### Exercise task:
Could you transcribe the material below exactly, without leaving out a single line?
========================
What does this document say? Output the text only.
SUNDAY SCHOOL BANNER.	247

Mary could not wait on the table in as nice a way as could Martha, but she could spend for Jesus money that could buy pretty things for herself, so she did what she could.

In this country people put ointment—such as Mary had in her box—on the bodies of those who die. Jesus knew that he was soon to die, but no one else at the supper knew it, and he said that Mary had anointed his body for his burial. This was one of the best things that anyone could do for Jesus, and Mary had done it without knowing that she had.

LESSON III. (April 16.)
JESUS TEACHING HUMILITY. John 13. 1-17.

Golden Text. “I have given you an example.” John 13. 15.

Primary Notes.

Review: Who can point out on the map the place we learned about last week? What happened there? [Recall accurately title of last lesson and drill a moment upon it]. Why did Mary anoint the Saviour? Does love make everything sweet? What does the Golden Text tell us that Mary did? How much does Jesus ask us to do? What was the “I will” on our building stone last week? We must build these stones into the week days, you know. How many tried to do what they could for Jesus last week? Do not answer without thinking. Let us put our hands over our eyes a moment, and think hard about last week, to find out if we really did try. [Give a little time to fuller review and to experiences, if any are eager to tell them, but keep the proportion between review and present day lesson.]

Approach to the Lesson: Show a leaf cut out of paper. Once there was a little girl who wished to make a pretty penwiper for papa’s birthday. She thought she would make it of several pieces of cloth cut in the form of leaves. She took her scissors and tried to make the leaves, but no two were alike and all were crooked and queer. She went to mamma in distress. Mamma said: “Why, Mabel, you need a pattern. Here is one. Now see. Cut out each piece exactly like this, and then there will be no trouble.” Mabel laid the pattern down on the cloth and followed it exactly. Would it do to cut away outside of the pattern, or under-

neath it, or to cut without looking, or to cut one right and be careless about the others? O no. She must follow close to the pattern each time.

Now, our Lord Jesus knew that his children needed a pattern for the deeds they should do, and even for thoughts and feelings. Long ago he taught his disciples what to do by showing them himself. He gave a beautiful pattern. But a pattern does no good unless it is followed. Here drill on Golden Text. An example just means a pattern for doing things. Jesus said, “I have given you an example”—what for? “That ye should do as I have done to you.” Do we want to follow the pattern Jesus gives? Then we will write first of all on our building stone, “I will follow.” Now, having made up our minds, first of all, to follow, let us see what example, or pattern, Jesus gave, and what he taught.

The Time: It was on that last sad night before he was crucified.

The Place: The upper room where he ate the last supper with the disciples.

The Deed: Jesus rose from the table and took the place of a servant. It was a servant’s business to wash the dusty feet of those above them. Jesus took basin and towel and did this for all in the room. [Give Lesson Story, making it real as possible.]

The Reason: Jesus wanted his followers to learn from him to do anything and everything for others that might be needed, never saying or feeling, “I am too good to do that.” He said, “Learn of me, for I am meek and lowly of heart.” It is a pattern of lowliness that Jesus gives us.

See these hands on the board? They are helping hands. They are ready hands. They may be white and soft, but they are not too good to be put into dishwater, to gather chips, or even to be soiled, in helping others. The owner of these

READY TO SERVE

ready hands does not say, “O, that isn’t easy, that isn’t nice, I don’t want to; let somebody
========================
### Correct result:
What does this document say? Output the text only.
SUNDAY SCHOOL BANNER.	247

Mary could not wait on the table in as nice a way as could Martha, but she could spend for Jesus money that could buy pretty things for herself, so she did what she could.

In this country people put ointment—such as Mary had in her box—on the bodies of those who die. Jesus knew that he was soon to die, but no one else at the supper knew it, and he said that Mary had anointed his body for his burial. This was one of the best things that anyone could do for Jesus, and Mary had done it without knowing that she had.

LESSON III. (April 16.)
JESUS TEACHING HUMILITY. John 13. 1-17.

Golden Text. “I have given you an example.” John 13. 15.

Primary Notes.

Review: Who can point out on the map the place we learned about last week? What happened there? [Recall accurately title of last lesson and drill a moment upon it]. Why did Mary anoint the Saviour? Does love make everything sweet? What does the Golden Text tell us that Mary did? How much does Jesus ask us to do? What was the “I will” on our building stone last week? We must build these stones into the week days, you know. How many tried to do what they could for Jesus last week? Do not answer without thinking. Let us put our hands over our eyes a moment, and think hard about last week, to find out if we really did try. [Give a little time to fuller review and to experiences, if any are eager to tell them, but keep the proportion between review and present day lesson.]

Approach to the Lesson: Show a leaf cut out of paper. Once there was a little girl who wished to make a pretty penwiper for papa’s birthday. She thought she would make it of several pieces of cloth cut in the form of leaves. She took her scissors and tried to make the leaves, but no two were alike and all were crooked and queer. She went to mamma in distress. Mamma said: “Why, Mabel, you need a pattern. Here is one. Now see. Cut out each piece exactly like this, and then there will be no trouble.” Mabel laid the pattern down on the cloth and followed it exactly. Would it do to cut away outside of the pattern, or under-

neath it, or to cut without looking, or to cut one right and be careless about the others? O no. She must follow close to the pattern each time.

Now, our Lord Jesus knew that his children needed a pattern for the deeds they should do, and even for thoughts and feelings. Long ago he taught his disciples what to do by showing them himself. He gave a beautiful pattern. But a pattern does no good unless it is followed. Here drill on Golden Text. An example just means a pattern for doing things. Jesus said, “I have given you an example”—what for? “That ye should do as I have done to you.” Do we want to follow the pattern Jesus gives? Then we will write first of all on our building stone, “I will follow.” Now, having made up our minds, first of all, to follow, let us see what example, or pattern, Jesus gave, and what he taught.

The Time: It was on that last sad night before he was crucified.

The Place: The upper room where he ate the last supper with the disciples.

The Deed: Jesus rose from the table and took the place of a servant. It was a servant’s business to wash the dusty feet of those above them. Jesus took basin and towel and did this for all in the room. [Give Lesson Story, making it real as possible.]

The Reason: Jesus wanted his followers to learn from him to do anything and everything for others that might be needed, never saying or feeling, “I am too good to do that.” He said, “Learn of me, for I am meek and lowly of heart.” It is a pattern of lowliness that Jesus gives us.

See these hands on the board? They are helping hands. They are ready hands. They may be white and soft, but they are not too good to be put into dishwater, to gather chips, or even to be soiled, in helping others. The owner of these

READY TO SERVE

ready hands does not say, “O, that isn’t easy, that isn’t nice, I don’t want to; let somebody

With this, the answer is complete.